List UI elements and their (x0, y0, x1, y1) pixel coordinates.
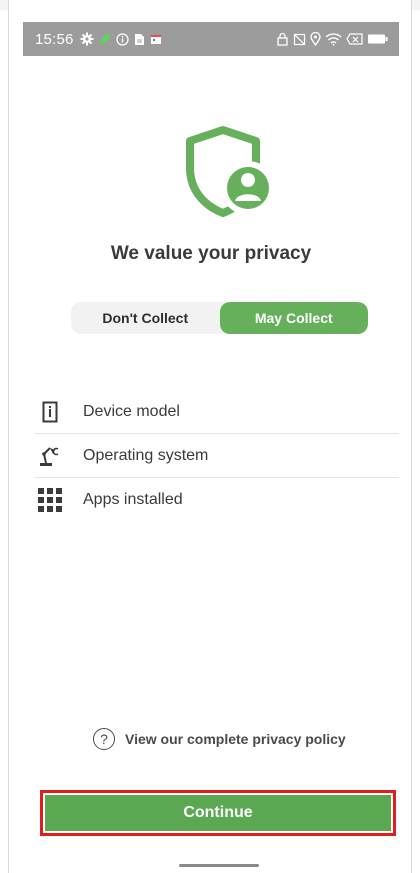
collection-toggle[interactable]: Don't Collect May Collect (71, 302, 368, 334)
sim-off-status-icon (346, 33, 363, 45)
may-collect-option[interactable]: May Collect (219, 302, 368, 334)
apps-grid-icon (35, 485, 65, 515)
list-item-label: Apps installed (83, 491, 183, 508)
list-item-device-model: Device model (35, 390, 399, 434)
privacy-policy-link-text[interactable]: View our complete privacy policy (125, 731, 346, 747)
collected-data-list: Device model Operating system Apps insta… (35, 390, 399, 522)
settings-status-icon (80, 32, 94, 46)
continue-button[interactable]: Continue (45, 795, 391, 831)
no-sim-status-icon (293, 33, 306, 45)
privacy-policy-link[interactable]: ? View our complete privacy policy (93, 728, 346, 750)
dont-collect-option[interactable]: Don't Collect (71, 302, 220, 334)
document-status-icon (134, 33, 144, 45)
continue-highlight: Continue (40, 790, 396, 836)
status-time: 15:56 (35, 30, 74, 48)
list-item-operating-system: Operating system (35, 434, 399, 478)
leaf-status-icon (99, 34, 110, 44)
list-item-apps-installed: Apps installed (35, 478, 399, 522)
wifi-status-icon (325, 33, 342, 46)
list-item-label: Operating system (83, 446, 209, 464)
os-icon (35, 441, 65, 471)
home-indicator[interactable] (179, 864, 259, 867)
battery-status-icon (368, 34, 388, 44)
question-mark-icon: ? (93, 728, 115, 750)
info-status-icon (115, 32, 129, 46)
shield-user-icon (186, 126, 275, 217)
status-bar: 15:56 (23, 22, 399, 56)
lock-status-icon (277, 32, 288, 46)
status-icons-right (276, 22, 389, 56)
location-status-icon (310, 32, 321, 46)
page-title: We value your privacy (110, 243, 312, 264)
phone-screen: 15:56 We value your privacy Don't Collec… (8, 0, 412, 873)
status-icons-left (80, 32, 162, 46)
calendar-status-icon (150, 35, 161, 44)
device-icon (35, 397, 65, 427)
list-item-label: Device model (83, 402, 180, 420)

Exercise instructions: Give the material above again with "privacy policy" replaced by "data policy" everywhere it appears, changing nothing else, and leave out the picture.

The answer:
List UI elements and their (x0, y0, x1, y1) pixel coordinates.
collection-toggle[interactable]: Don't Collect May Collect (71, 302, 368, 334)
sim-off-status-icon (346, 33, 363, 45)
may-collect-option[interactable]: May Collect (219, 302, 368, 334)
apps-grid-icon (35, 485, 65, 515)
list-item-label: Apps installed (83, 491, 183, 508)
list-item-device-model: Device model (35, 390, 399, 434)
privacy-policy-link-text[interactable]: View our complete data policy (125, 731, 346, 747)
collected-data-list: Device model Operating system Apps insta… (35, 390, 399, 522)
settings-status-icon (80, 32, 94, 46)
continue-button[interactable]: Continue (45, 795, 391, 831)
no-sim-status-icon (293, 33, 306, 45)
privacy-policy-link[interactable]: ? View our complete data policy (93, 728, 346, 750)
dont-collect-option[interactable]: Don't Collect (71, 302, 220, 334)
document-status-icon (134, 33, 144, 45)
continue-highlight: Continue (40, 790, 396, 836)
status-time: 15:56 (35, 30, 74, 48)
list-item-operating-system: Operating system (35, 434, 399, 478)
leaf-status-icon (99, 34, 110, 44)
list-item-apps-installed: Apps installed (35, 478, 399, 522)
wifi-status-icon (325, 33, 342, 46)
list-item-label: Operating system (83, 446, 209, 464)
os-icon (35, 441, 65, 471)
home-indicator[interactable] (179, 864, 259, 867)
battery-status-icon (368, 34, 388, 44)
question-mark-icon: ? (93, 728, 115, 750)
info-status-icon (115, 32, 129, 46)
shield-user-icon (186, 126, 275, 217)
status-bar: 15:56 (23, 22, 399, 56)
lock-status-icon (277, 32, 288, 46)
status-icons-right (276, 22, 389, 56)
location-status-icon (310, 32, 321, 46)
page-title: We value your privacy (110, 243, 312, 264)
phone-screen: 15:56 We value your privacy Don't Collec… (8, 0, 412, 873)
status-icons-left (80, 32, 162, 46)
calendar-status-icon (150, 35, 161, 44)
device-icon (35, 397, 65, 427)
list-item-label: Device model (83, 402, 180, 420)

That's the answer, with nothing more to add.